= GIVEN INSTRUCTION =
Output the material below unchanged, apart from leaving out the pictures.

= ENTRIES PROVIDED =
----

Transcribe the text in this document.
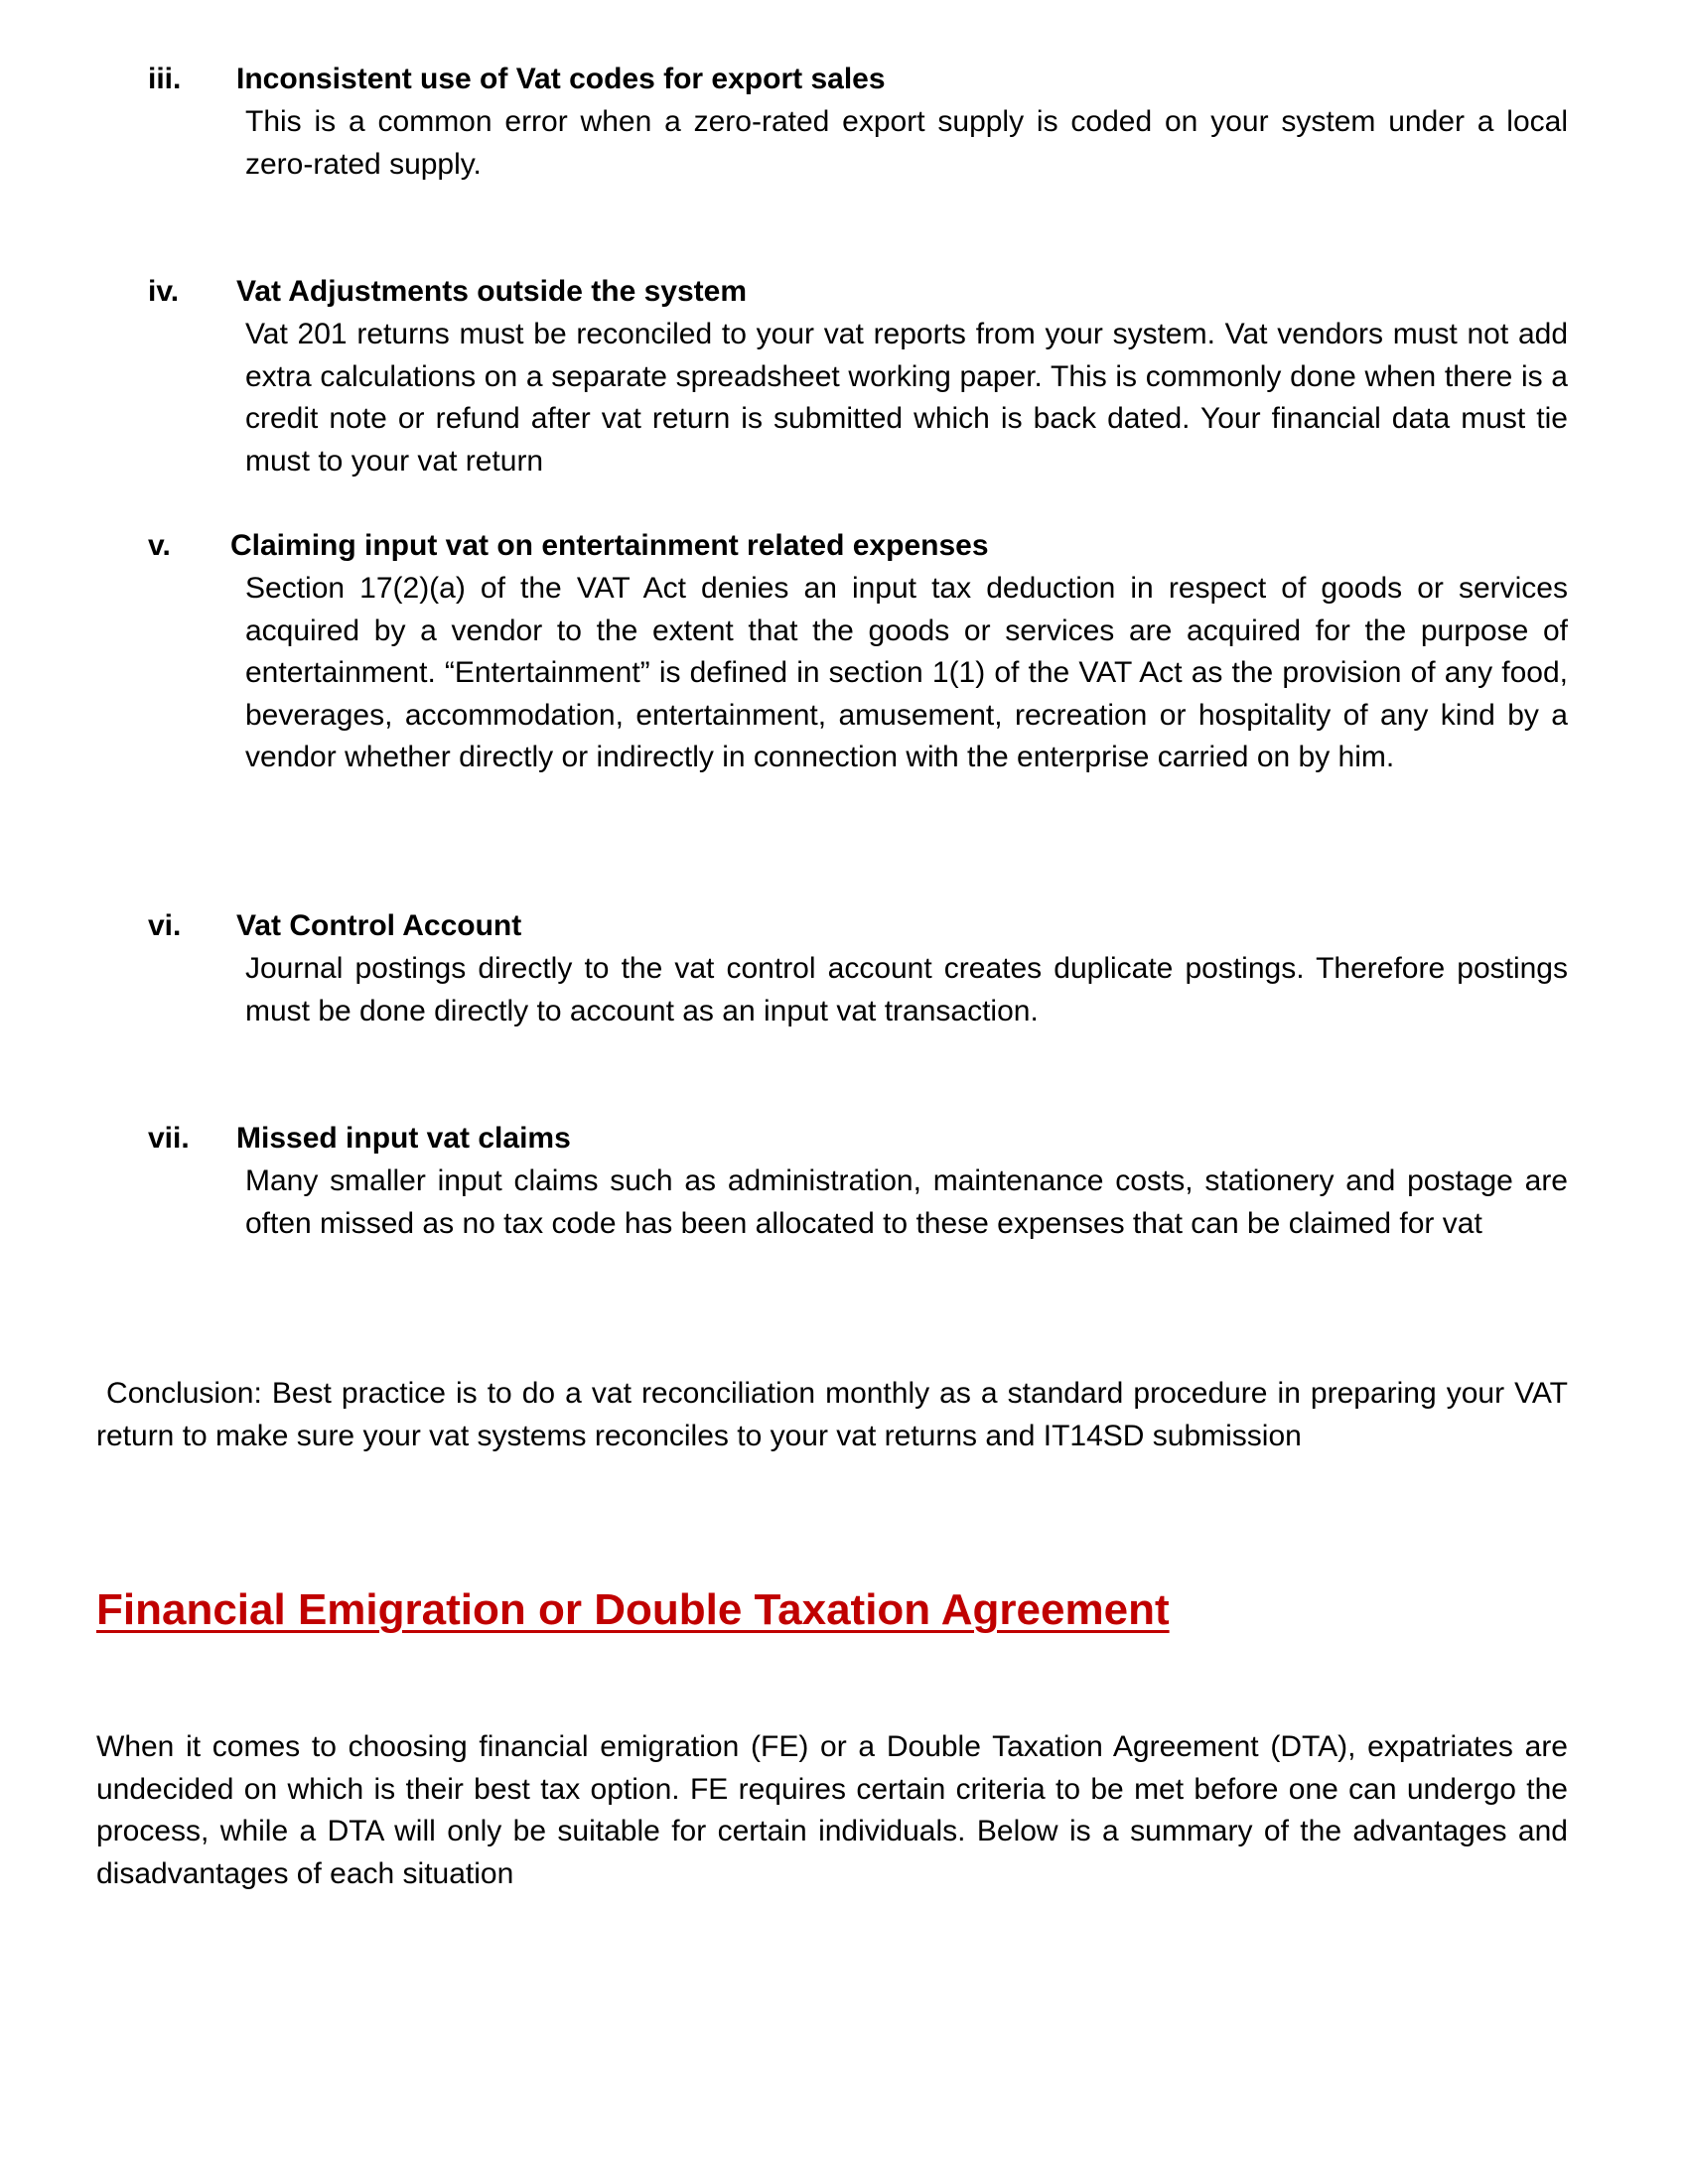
iii. Inconsistent use of Vat codes for export sales
This is a common error when a zero-rated export supply is coded on your system under a local zero-rated supply.
iv. Vat Adjustments outside the system
Vat 201 returns must be reconciled to your vat reports from your system. Vat vendors must not add extra calculations on a separate spreadsheet working paper. This is commonly done when there is a credit note or refund after vat return is submitted which is back dated. Your financial data must tie must to your vat return
v. Claiming input vat on entertainment related expenses
Section 17(2)(a) of the VAT Act denies an input tax deduction in respect of goods or services acquired by a vendor to the extent that the goods or services are acquired for the purpose of entertainment. “Entertainment” is defined in section 1(1) of the VAT Act as the provision of any food, beverages, accommodation, entertainment, amusement, recreation or hospitality of any kind by a vendor whether directly or indirectly in connection with the enterprise carried on by him.
vi. Vat Control Account
Journal postings directly to the vat control account creates duplicate postings. Therefore postings must be done directly to account as an input vat transaction.
vii. Missed input vat claims
Many smaller input claims such as administration, maintenance costs, stationery and postage are often missed as no tax code has been allocated to these expenses that can be claimed for vat
Conclusion: Best practice is to do a vat reconciliation monthly as a standard procedure in preparing your VAT return to make sure your vat systems reconciles to your vat returns and IT14SD submission
Financial Emigration or Double Taxation Agreement
When it comes to choosing financial emigration (FE) or a Double Taxation Agreement (DTA), expatriates are undecided on which is their best tax option. FE requires certain criteria to be met before one can undergo the process, while a DTA will only be suitable for certain individuals. Below is a summary of the advantages and disadvantages of each situation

----

= THE ANSWER =
Transcribe the text in this document.
iii. Inconsistent use of Vat codes for export sales
This is a common error when a zero-rated export supply is coded on your system under a local zero-rated supply.
iv. Vat Adjustments outside the system
Vat 201 returns must be reconciled to your vat reports from your system. Vat vendors must not add extra calculations on a separate spreadsheet working paper. This is commonly done when there is a credit note or refund after vat return is submitted which is back dated. Your financial data must tie must to your vat return
v. Claiming input vat on entertainment related expenses
Section 17(2)(a) of the VAT Act denies an input tax deduction in respect of goods or services acquired by a vendor to the extent that the goods or services are acquired for the purpose of entertainment. “Entertainment” is defined in section 1(1) of the VAT Act as the provision of any food, beverages, accommodation, entertainment, amusement, recreation or hospitality of any kind by a vendor whether directly or indirectly in connection with the enterprise carried on by him.
vi. Vat Control Account
Journal postings directly to the vat control account creates duplicate postings. Therefore postings must be done directly to account as an input vat transaction.
vii. Missed input vat claims
Many smaller input claims such as administration, maintenance costs, stationery and postage are often missed as no tax code has been allocated to these expenses that can be claimed for vat
Conclusion: Best practice is to do a vat reconciliation monthly as a standard procedure in preparing your VAT return to make sure your vat systems reconciles to your vat returns and IT14SD submission
Financial Emigration or Double Taxation Agreement
When it comes to choosing financial emigration (FE) or a Double Taxation Agreement (DTA), expatriates are undecided on which is their best tax option. FE requires certain criteria to be met before one can undergo the process, while a DTA will only be suitable for certain individuals. Below is a summary of the advantages and disadvantages of each situation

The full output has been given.